Schriftliche Aufgaben
[A] Beantworte zum Text über Jarren diese Fragen:
(i) Wie sieht Jarren die Widerspenstigkeit der Wissenschaft gegenüber Managemententscheiden überwiegend?
(ii) In welcher Funktion schaute er sich mit der Neugier des Forschers bei der Arbeit zu?
(iii) In welcher Eigenschaft befasst er sich seit vielen Jahren mit öffentlichen Institutionen?
[B] Welche Dinge der Universitätsleitung erklärte Jarren laut dem Text über ihn aus einer Doppelperspektive? Zähle sie alle auf.
[C] Setze bitte den Text über Jarrens Zeit in der Universitätsleitung nach seinem letzten Satz fort.

=== Textabschnitt ===

Auch wenn seine Geduld manchmal auf die Probe gestellt wurde, sieht Jarren die Widerspenstigkeit und Eigenwilligkeit der Wissenschaft gegenüber Managemententscheiden überwiegend positiv. Er hält es für richtig und wichtig, dass die Wissenschaft ihrem eigenen Rhythmus, ihrer eigenen Logik folgt.

Grosses Kino

Als Kommunikationswissenschaftler beschäftigt er sich seit vielen Jahren mit der Frage, wie öffentliche Institutionen sich organisieren, sich entwickeln und mit ihrem gesellschaftlichen Umfeld interagieren. Dass er sich so leidenschaftlich und über eine so lange Zeit hinweg in der Universitätsleitung engagierte, hat nicht zuletzt damit zu tun, dass ihn Hochschulpolitik nicht nur in praktischer, sondern auch in theoretischer Hinsicht fasziniert.

Mit der Neugier des Forschers schaute er sich über die eigene Schulter hinweg bei seiner Arbeit als Prorektor zu. Die Doppelperspektive, die sich daraus ergab, prägte die Art und Weise, wie er die Absichten, Pläne und Entscheidungen der Universitätsleitung erklärte.

Jarren verstand es ausgezeichnet, die Dinge in ihren Zusammenhängen darzustellen. Freimütig liess er seine Gesprächspartner an seinen Überlegungen teilhaben. Und wenn man Glück hatte, dann rollte er dabei die ganz grosse Leinwand aus. Was dann folgte, war hochschulpolitisches Räsonnement der Extraklasse, Wissenschafts-Reflexion im Cinemascope-Format sozusagen: Man tauchte ein in ein ausgedehntes gedankliches Experimentiergelände mit dicht gestaffelten Einsichten vor ausgedehntem Horizont. Alles darin schien mit allem verknüpft, und alles in ergebnisoffener Bewegung begriffen.

=== Bereitgestellte Datensätze ===

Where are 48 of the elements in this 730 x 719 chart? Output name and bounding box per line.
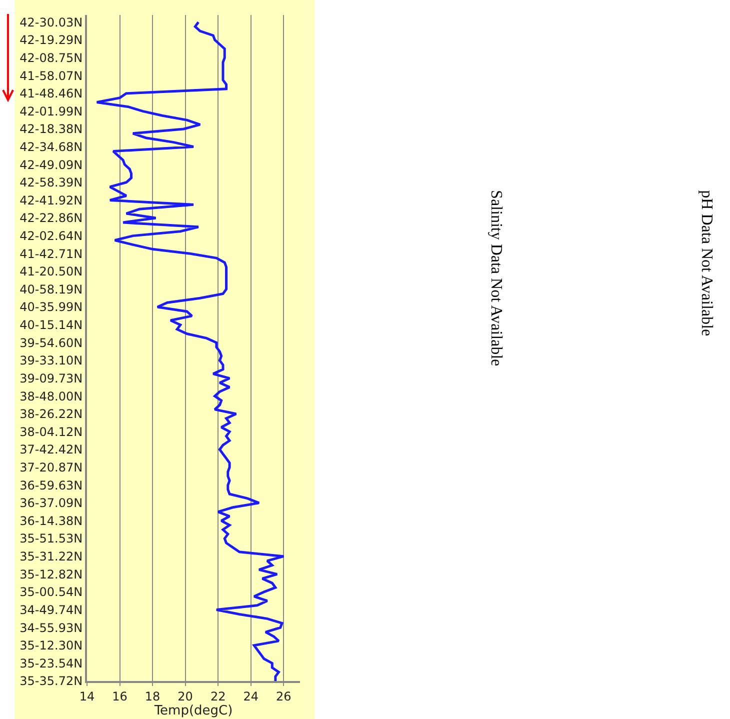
y-tick-label: 35-23.54N (20, 656, 83, 670)
y-tick-label: 36-59.63N (20, 478, 83, 492)
y-tick-label: 34-49.74N (20, 602, 83, 617)
y-tick-label: 35-35.72N (20, 674, 83, 688)
y-tick-label: 34-55.93N (20, 620, 83, 635)
y-tick-label: 42-01.99N (20, 104, 83, 118)
y-tick-label: 35-51.53N (20, 532, 83, 546)
y-tick-label: 40-58.19N (20, 282, 83, 296)
x-axis-title: Temp(degC) (153, 703, 233, 718)
y-tick-label: 36-14.38N (20, 514, 83, 528)
y-tick-label: 37-20.87N (20, 460, 83, 475)
y-tick-label: 38-48.00N (20, 389, 83, 404)
x-tick-label: 18 (144, 689, 160, 704)
y-tick-label: 41-48.46N (20, 86, 83, 101)
y-tick-label: 42-02.64N (20, 229, 83, 244)
y-tick-label: 37-42.42N (20, 442, 83, 457)
y-tick-label: 42-22.86N (20, 211, 83, 226)
text: pH Data Not Available (698, 190, 716, 336)
y-tick-label: 38-26.22N (20, 407, 83, 422)
y-tick-label: 42-41.92N (20, 193, 83, 208)
x-tick-label: 26 (276, 689, 292, 704)
x-tick-label: 16 (112, 689, 128, 704)
y-tick-label: 41-58.07N (20, 68, 83, 83)
y-tick-label: 39-33.10N (20, 354, 83, 368)
x-tick-label: 20 (178, 689, 193, 704)
y-tick-label: 39-09.73N (20, 371, 83, 386)
y-tick-label: 40-35.99N (20, 300, 83, 314)
x-tick-label: 24 (243, 689, 258, 704)
y-tick-label: 35-12.82N (20, 567, 83, 582)
y-tick-label: 42-34.68N (20, 140, 83, 154)
y-tick-label: 41-42.71N (20, 246, 83, 261)
y-tick-label: 35-00.54N (20, 585, 83, 600)
y-tick-label: 36-37.09N (20, 496, 83, 510)
y-tick-label: 35-12.30N (20, 638, 83, 653)
y-tick-label: 42-18.38N (20, 122, 83, 136)
y-tick-label: 42-08.75N (20, 50, 83, 65)
x-tick-label: 22 (210, 689, 226, 704)
x-tick-label: 14 (79, 689, 95, 704)
y-tick-label: 41-20.50N (20, 264, 83, 279)
y-tick-label: 42-49.09N (20, 158, 83, 172)
y-tick-label: 39-54.60N (20, 336, 83, 350)
y-tick-label: 42-19.29N (20, 33, 83, 48)
y-tick-label: 42-30.03N (20, 15, 83, 30)
y-tick-label: 35-31.22N (20, 550, 83, 564)
y-tick-label: 42-58.39N (20, 176, 83, 190)
text: Salinity Data Not Available (487, 190, 504, 366)
y-tick-label: 38-04.12N (20, 424, 83, 439)
y-tick-label: 40-15.14N (20, 318, 83, 332)
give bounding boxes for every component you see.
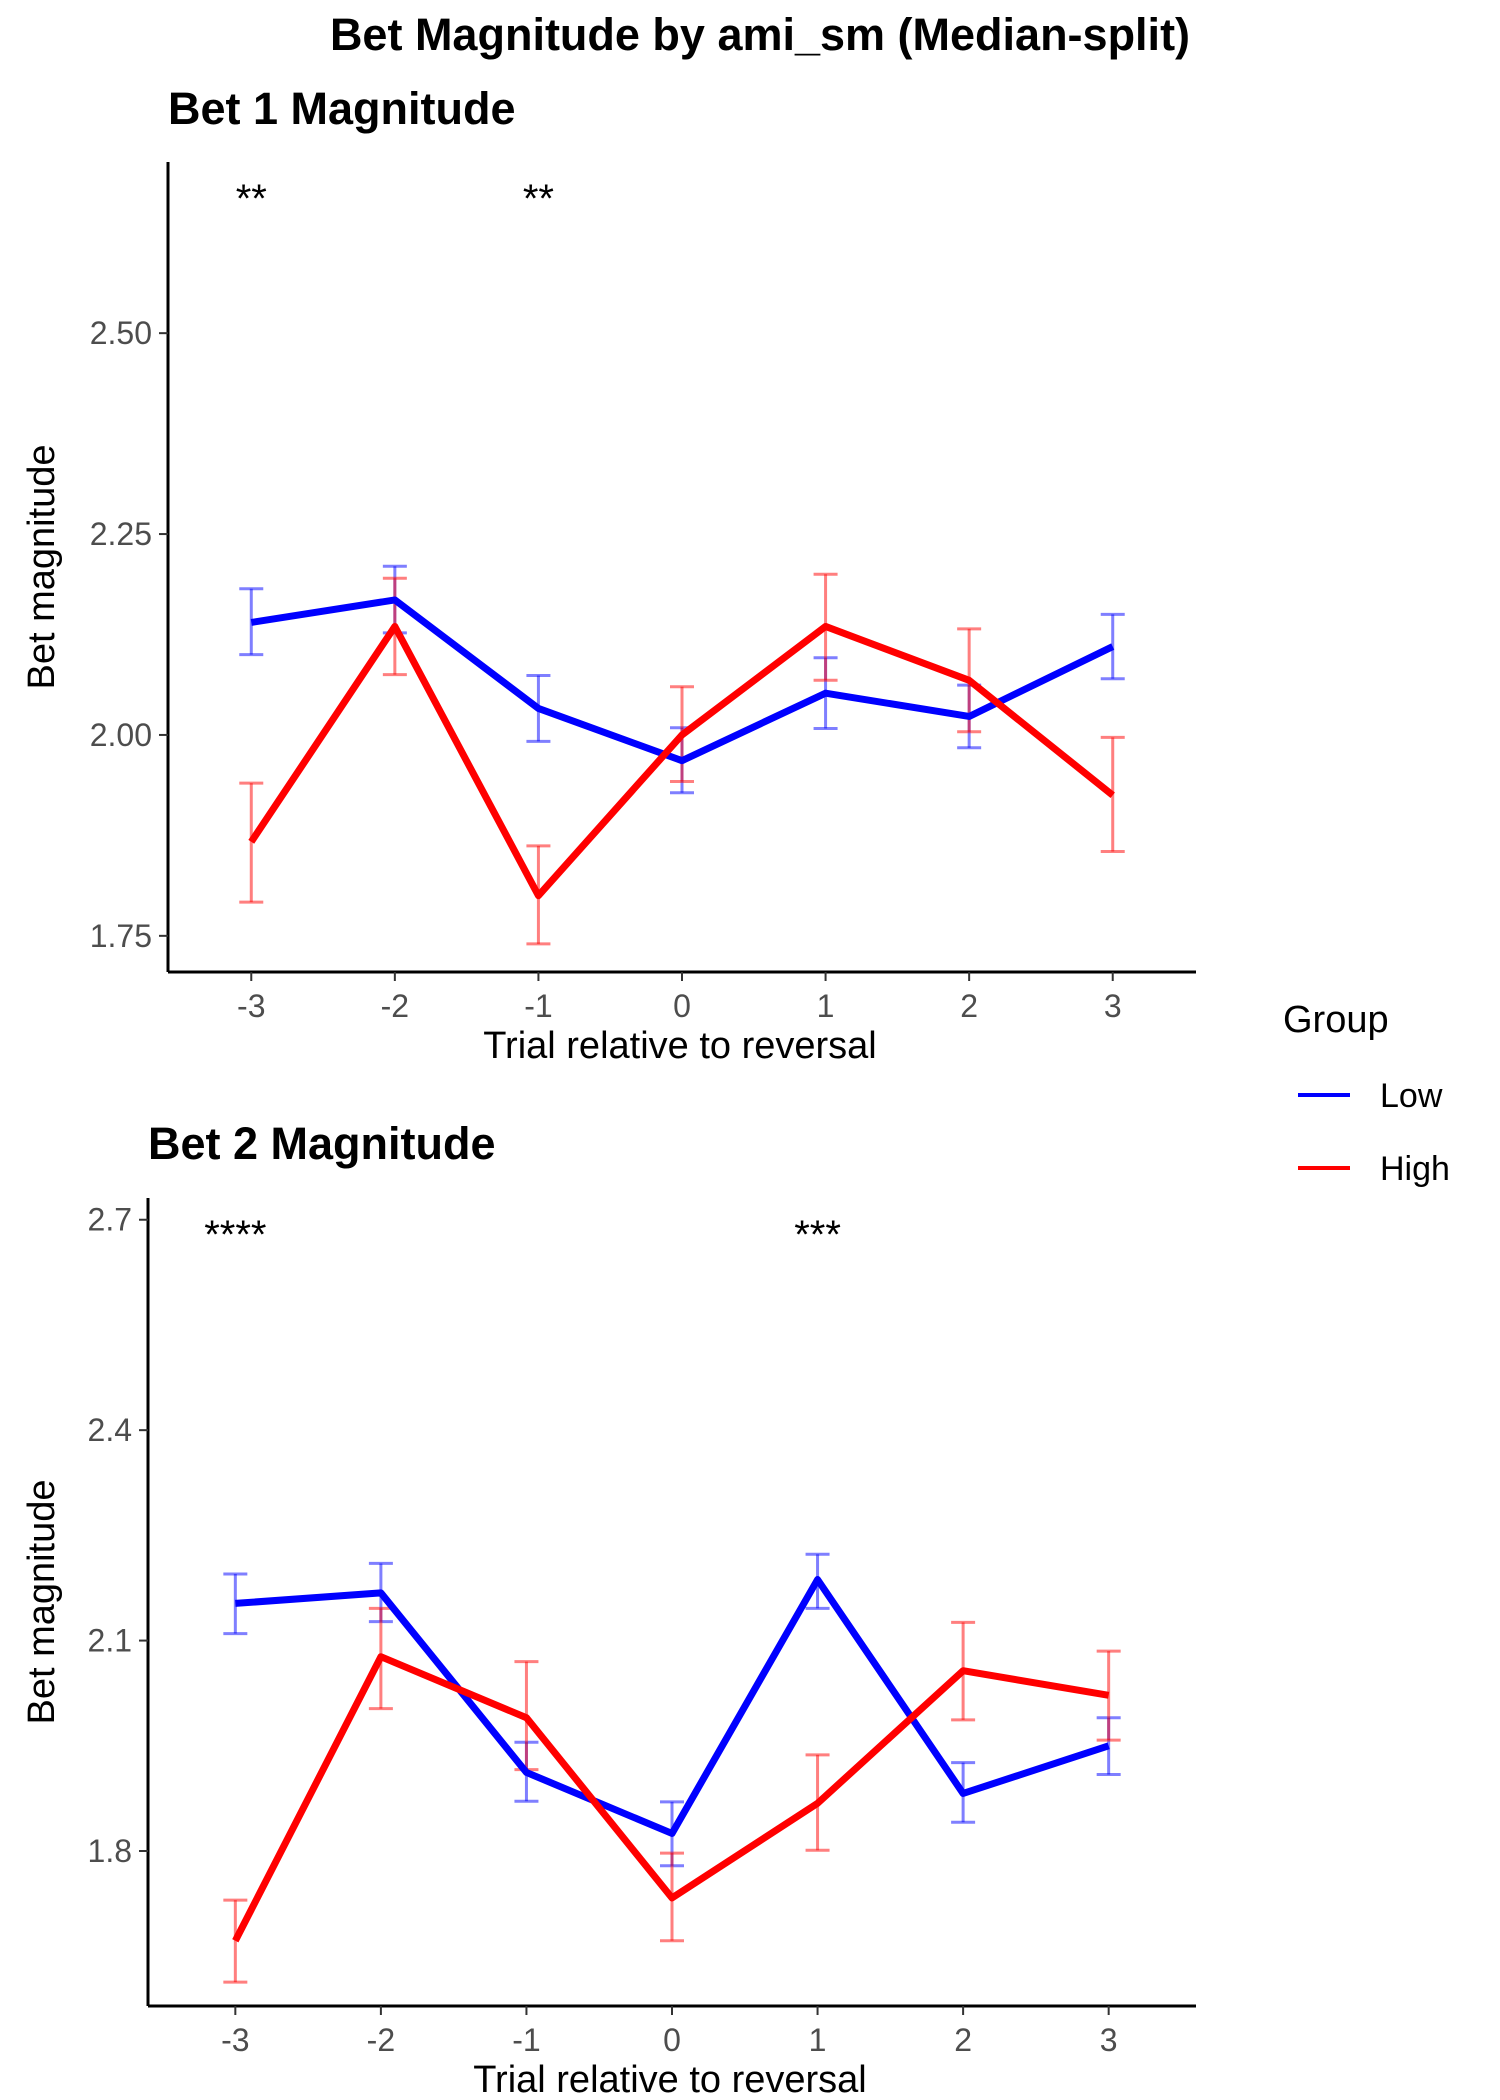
- significance-label: **: [236, 177, 267, 221]
- panel-bet2-plot: 1.8 2.1 2.4 2.7 -3 -2 -1 0 1 2 3 Trial relative to …: [21, 1198, 1196, 2100]
- y-tick-label: 2.7: [88, 1202, 132, 1238]
- panel-bet1: Bet 1 Magnitude 1.752.002.252.50-3 -2 -1 0 1…: [21, 83, 1196, 1067]
- panel-bet2: Bet 2 Magnitude 1.8 2.1 2.4 2.7 -3 -2 -1 0 1 2 3 Tr…: [21, 1118, 1196, 2100]
- series-line-high: [232, 1653, 1110, 1943]
- legend-label-high: High: [1380, 1150, 1450, 1188]
- error-bar-high: [223, 1898, 248, 1984]
- x-tick-label: -3: [237, 988, 265, 1024]
- x-axis-title: Trial relative to reversal: [483, 1025, 877, 1067]
- y-tick-label: 2.4: [88, 1412, 132, 1448]
- x-tick-label: 2: [960, 988, 978, 1024]
- x-tick-label: 0: [663, 2022, 681, 2058]
- legend-title: Group: [1283, 999, 1389, 1041]
- y-tick-label: 2.1: [88, 1623, 132, 1659]
- error-bar-high: [1096, 1649, 1121, 1742]
- significance-label: **: [523, 177, 554, 221]
- legend: Group Low High: [1283, 999, 1450, 1188]
- panel-title-bet1: Bet 1 Magnitude: [168, 83, 516, 134]
- y-tick-label: 1.75: [90, 918, 152, 954]
- x-tick-label: 3: [1104, 988, 1122, 1024]
- x-tick-label: -1: [512, 2022, 540, 2058]
- series-line-low: [235, 1576, 1110, 1837]
- x-tick-label: -3: [221, 2022, 249, 2058]
- y-tick-label: 2.00: [90, 717, 152, 753]
- x-tick-label: 1: [817, 988, 835, 1024]
- legend-label-low: Low: [1380, 1077, 1443, 1115]
- y-tick-label: 2.25: [90, 516, 152, 552]
- y-tick-label: 1.8: [88, 1833, 132, 1869]
- x-tick-label: 3: [1100, 2022, 1118, 2058]
- y-axis-title: Bet magnitude: [21, 444, 63, 689]
- panel-bet1-plot: 1.75 2.00 2.25 2.50 -3 -2 -1 0 1 2 3 Trial relative…: [21, 162, 1196, 1067]
- x-tick-label: 2: [954, 2022, 972, 2058]
- y-axis-title: Bet magnitude: [21, 1479, 63, 1724]
- series-line-low: [250, 596, 1115, 765]
- x-tick-label: 1: [809, 2022, 827, 2058]
- error-bar-high: [239, 781, 264, 904]
- error-bar-low: [223, 1572, 248, 1636]
- figure-title: Bet Magnitude by ami_sm (Median-split): [330, 9, 1190, 60]
- x-axis-title: Trial relative to reversal: [473, 2059, 867, 2100]
- significance-label: ***: [794, 1213, 841, 1257]
- x-tick-label: -2: [367, 2022, 395, 2058]
- y-tick-label: 2.50: [90, 315, 152, 351]
- x-tick-label: -1: [524, 988, 552, 1024]
- series-line-high: [248, 622, 1115, 900]
- panel-title-bet2: Bet 2 Magnitude: [148, 1118, 496, 1169]
- x-tick-label: -2: [381, 988, 409, 1024]
- x-tick-label: 0: [673, 988, 691, 1024]
- significance-label: ****: [204, 1213, 266, 1257]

===

Gelöste Aufgaben
[A]
(i) Überwiegend positiv.
(ii) Als Prorektor.
(iii) Als Kommunikationswissenschaftler.

[B] Absichten, Pläne, Entscheidungen

[C]
Wissenschaft und Gesellschaft

Eines von Jarrens grossen Themen ist das Verhältnis von Universität und Gesellschaft. Die Politik, stellt er fest, erwartet eine Art von Hochschulmanagement, die der Wissenschaft nicht immer angemessen ist. Gerade deshalb, so seine Überzeugung, braucht es den ständigen Dialog zwischen Hochschule und Politik.

Die Universität muss sich der Politik erklären. Dazu muss sie sich allerdings selbst Klarheit darüber verschaffen, was sie will und wofür sie steht. Der Hochschul- und Wissenschaftsforschung kommt hier eminente Bedeutung zu. Die Gründung des universitären Kompetenzzentrums CHESS (Center for Higher Education and Science Studies), die 2015 erfolgte, lag Jarren deshalb besonders am Herzen.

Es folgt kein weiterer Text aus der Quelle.